**AIM**
In the entries below, identify every line with the string "https" and copy it.

((

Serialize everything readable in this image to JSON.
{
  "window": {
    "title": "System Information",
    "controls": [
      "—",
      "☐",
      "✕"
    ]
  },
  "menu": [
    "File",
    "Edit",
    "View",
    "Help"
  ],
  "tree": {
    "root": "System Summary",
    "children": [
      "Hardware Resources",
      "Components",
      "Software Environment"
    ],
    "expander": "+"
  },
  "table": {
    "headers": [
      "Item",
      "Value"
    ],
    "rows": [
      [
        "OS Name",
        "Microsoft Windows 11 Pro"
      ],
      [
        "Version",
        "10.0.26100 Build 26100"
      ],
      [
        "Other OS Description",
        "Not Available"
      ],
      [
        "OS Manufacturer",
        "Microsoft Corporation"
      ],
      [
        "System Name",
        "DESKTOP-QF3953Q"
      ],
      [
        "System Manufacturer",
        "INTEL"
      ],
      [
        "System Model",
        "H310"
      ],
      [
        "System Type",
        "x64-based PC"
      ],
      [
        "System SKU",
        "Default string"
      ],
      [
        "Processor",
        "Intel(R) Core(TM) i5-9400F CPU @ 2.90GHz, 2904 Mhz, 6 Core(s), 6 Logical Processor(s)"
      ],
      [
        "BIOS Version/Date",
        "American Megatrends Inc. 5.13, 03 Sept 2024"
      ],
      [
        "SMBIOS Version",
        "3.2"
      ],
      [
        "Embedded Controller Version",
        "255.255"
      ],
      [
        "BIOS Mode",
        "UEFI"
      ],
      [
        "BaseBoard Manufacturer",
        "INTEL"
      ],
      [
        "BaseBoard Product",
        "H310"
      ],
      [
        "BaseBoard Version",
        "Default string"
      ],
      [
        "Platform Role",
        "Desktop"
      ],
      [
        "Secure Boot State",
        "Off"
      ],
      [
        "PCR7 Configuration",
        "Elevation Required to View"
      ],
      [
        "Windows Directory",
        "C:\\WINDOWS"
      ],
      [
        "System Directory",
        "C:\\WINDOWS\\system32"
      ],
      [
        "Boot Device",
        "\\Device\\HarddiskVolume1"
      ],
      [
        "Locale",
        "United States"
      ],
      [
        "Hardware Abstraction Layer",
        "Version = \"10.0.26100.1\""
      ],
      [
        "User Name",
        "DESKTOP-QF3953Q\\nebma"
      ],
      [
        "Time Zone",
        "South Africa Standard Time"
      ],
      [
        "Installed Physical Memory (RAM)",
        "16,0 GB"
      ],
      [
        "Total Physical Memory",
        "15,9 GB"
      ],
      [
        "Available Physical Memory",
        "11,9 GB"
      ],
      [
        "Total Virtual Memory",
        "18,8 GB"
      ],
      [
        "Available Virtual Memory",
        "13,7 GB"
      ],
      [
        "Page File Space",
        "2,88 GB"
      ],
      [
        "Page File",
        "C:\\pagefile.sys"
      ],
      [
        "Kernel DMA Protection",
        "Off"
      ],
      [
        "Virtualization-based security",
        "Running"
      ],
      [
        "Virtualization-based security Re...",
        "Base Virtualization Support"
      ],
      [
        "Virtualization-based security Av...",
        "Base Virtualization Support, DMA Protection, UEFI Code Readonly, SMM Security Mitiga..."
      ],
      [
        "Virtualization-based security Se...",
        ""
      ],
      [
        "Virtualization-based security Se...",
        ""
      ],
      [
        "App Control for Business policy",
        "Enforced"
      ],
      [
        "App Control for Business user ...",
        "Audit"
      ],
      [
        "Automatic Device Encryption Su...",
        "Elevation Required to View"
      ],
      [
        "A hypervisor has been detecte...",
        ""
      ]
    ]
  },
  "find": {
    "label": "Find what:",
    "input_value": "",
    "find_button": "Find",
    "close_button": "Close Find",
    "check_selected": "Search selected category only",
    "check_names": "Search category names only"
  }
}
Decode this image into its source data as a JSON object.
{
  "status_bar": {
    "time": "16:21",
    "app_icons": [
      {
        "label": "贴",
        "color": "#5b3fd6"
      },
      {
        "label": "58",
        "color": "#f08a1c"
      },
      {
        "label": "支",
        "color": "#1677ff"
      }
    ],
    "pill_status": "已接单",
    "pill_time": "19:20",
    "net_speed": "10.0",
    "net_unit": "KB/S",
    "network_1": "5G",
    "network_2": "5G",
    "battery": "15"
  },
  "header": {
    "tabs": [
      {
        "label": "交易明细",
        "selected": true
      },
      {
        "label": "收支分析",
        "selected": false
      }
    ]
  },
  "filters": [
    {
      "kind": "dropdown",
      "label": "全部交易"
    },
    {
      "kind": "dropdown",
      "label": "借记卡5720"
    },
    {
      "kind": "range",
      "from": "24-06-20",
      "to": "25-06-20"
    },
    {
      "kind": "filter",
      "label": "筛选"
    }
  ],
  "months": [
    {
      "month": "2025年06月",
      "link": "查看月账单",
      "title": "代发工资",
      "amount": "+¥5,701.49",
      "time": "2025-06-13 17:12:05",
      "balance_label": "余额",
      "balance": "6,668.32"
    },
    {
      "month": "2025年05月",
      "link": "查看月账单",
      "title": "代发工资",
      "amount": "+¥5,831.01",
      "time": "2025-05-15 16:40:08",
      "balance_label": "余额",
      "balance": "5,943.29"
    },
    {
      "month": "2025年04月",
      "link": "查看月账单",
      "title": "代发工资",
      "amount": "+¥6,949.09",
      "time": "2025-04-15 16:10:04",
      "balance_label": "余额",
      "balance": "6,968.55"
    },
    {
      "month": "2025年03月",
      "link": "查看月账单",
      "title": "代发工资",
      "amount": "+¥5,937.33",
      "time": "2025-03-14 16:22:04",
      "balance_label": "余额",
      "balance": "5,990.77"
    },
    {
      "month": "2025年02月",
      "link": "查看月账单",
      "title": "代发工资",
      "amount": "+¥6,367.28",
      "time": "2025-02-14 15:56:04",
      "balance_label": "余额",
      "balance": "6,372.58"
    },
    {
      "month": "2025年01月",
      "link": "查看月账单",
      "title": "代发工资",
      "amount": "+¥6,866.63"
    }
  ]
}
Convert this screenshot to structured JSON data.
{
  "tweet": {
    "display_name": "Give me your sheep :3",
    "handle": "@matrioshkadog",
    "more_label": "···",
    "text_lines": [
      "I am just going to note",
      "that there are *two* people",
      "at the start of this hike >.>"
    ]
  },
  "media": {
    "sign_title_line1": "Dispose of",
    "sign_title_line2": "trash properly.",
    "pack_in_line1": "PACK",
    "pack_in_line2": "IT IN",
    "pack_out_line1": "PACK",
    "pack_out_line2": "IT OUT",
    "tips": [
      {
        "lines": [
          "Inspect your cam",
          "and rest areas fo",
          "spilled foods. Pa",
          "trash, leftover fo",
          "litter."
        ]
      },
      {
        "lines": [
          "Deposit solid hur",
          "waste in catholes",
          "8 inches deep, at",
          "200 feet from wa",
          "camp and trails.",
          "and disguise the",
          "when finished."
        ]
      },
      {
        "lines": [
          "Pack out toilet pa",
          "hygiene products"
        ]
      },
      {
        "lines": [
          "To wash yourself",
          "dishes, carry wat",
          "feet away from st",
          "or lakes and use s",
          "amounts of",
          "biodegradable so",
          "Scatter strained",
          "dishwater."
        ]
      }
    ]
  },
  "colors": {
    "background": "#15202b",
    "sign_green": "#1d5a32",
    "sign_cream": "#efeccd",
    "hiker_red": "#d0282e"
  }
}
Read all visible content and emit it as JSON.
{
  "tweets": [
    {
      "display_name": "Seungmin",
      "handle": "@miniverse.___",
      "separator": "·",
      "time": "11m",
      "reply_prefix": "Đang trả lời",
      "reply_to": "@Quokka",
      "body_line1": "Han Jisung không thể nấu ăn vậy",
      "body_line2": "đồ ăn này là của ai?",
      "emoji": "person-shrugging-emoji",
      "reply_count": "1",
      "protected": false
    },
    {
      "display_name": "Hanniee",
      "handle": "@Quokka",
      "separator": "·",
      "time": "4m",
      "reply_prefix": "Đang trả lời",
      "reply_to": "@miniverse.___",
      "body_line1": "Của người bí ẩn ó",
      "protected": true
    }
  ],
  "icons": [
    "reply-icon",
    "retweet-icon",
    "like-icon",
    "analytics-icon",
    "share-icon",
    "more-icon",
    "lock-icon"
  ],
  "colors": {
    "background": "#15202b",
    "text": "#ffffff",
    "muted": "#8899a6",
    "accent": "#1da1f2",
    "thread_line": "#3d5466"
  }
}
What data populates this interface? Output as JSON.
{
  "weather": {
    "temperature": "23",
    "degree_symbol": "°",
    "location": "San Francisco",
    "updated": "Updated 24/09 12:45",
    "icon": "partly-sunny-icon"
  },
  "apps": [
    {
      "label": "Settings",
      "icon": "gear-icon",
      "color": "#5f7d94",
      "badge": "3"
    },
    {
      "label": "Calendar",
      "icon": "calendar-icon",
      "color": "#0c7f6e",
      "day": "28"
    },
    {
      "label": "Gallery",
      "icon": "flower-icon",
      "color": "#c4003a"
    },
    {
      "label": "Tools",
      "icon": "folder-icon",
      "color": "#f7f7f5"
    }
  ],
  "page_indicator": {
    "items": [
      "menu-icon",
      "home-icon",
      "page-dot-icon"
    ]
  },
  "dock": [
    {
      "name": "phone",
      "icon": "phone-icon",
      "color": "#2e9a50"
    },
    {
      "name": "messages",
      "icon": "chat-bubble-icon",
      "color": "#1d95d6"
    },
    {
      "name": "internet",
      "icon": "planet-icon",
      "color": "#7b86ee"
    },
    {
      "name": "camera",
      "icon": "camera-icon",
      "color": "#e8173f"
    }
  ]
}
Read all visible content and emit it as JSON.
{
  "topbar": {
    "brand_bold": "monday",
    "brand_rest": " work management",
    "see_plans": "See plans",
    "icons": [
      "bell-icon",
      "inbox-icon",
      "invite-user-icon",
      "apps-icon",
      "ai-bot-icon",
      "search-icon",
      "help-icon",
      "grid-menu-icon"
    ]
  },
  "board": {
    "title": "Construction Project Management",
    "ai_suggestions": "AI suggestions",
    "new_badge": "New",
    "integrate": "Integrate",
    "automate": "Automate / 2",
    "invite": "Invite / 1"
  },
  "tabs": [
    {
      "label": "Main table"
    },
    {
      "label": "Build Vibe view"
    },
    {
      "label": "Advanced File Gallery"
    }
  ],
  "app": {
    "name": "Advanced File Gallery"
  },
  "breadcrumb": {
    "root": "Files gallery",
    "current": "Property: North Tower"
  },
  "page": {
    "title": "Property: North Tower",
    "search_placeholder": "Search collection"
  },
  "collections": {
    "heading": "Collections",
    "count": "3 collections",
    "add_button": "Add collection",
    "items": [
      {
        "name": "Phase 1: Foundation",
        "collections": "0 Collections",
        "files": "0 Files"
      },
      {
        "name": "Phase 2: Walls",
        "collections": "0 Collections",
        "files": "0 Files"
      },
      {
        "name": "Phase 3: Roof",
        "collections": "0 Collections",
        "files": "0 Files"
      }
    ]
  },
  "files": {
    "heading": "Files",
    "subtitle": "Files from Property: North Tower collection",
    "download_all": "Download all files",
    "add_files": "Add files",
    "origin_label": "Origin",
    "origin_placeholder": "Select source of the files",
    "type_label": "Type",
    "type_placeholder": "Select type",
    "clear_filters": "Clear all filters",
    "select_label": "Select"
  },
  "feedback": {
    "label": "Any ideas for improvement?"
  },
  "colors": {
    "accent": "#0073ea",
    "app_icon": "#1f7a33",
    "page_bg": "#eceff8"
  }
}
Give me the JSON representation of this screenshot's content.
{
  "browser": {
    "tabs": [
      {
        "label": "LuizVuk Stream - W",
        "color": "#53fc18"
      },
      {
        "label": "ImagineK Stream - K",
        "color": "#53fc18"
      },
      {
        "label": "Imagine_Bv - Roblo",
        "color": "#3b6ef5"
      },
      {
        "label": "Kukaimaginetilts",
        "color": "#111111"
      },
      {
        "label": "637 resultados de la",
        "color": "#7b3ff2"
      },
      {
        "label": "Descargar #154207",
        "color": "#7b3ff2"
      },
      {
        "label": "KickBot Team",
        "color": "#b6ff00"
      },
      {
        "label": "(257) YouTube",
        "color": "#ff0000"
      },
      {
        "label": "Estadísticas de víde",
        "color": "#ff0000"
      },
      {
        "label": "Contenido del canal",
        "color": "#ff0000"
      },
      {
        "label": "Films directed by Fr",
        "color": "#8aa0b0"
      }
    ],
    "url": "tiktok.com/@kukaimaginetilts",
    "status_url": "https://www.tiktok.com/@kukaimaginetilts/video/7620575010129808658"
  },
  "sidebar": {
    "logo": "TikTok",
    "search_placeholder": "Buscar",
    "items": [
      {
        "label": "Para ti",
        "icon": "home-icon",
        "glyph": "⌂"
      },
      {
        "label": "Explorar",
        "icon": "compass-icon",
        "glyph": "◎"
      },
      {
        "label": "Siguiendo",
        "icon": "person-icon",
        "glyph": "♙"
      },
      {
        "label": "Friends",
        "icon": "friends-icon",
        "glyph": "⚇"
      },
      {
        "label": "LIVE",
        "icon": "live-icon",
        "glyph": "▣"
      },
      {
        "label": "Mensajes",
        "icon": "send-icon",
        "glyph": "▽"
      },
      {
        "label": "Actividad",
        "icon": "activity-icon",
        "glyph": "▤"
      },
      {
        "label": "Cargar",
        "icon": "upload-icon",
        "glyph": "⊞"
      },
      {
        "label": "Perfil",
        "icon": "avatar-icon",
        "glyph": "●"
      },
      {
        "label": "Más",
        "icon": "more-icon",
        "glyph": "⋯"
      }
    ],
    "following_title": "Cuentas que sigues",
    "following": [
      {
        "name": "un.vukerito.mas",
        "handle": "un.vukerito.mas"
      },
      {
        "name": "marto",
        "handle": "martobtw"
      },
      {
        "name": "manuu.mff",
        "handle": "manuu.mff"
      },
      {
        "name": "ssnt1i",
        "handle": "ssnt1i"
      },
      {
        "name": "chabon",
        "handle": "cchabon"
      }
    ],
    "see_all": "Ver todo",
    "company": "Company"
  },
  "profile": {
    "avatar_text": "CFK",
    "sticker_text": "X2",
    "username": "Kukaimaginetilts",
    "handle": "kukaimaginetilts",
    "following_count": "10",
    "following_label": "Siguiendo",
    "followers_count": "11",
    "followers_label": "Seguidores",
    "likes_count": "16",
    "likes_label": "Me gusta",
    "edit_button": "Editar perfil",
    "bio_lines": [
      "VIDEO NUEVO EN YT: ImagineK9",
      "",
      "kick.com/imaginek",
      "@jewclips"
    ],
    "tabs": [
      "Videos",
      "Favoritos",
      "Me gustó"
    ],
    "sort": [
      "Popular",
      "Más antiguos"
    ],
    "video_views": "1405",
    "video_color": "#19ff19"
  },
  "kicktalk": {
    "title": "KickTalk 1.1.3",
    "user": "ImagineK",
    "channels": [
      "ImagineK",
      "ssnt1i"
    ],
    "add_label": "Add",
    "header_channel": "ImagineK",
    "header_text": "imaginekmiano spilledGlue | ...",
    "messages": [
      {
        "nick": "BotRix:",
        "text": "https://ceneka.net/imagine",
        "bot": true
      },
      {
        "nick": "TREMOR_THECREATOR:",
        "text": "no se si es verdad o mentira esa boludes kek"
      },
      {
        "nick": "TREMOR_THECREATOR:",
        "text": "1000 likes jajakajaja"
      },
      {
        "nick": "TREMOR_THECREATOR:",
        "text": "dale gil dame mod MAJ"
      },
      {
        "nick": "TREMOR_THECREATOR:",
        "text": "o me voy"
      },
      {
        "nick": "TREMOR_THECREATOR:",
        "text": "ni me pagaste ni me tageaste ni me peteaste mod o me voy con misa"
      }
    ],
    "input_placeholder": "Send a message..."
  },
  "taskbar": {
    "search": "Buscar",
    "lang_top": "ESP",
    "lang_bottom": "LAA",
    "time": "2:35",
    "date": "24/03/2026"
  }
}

))

**COMPLETE OUTPUT**
    "status_url": "https://www.tiktok.com/@kukaimaginetilts/video/7620575010129808658"
        "text": "https://ceneka.net/imagine",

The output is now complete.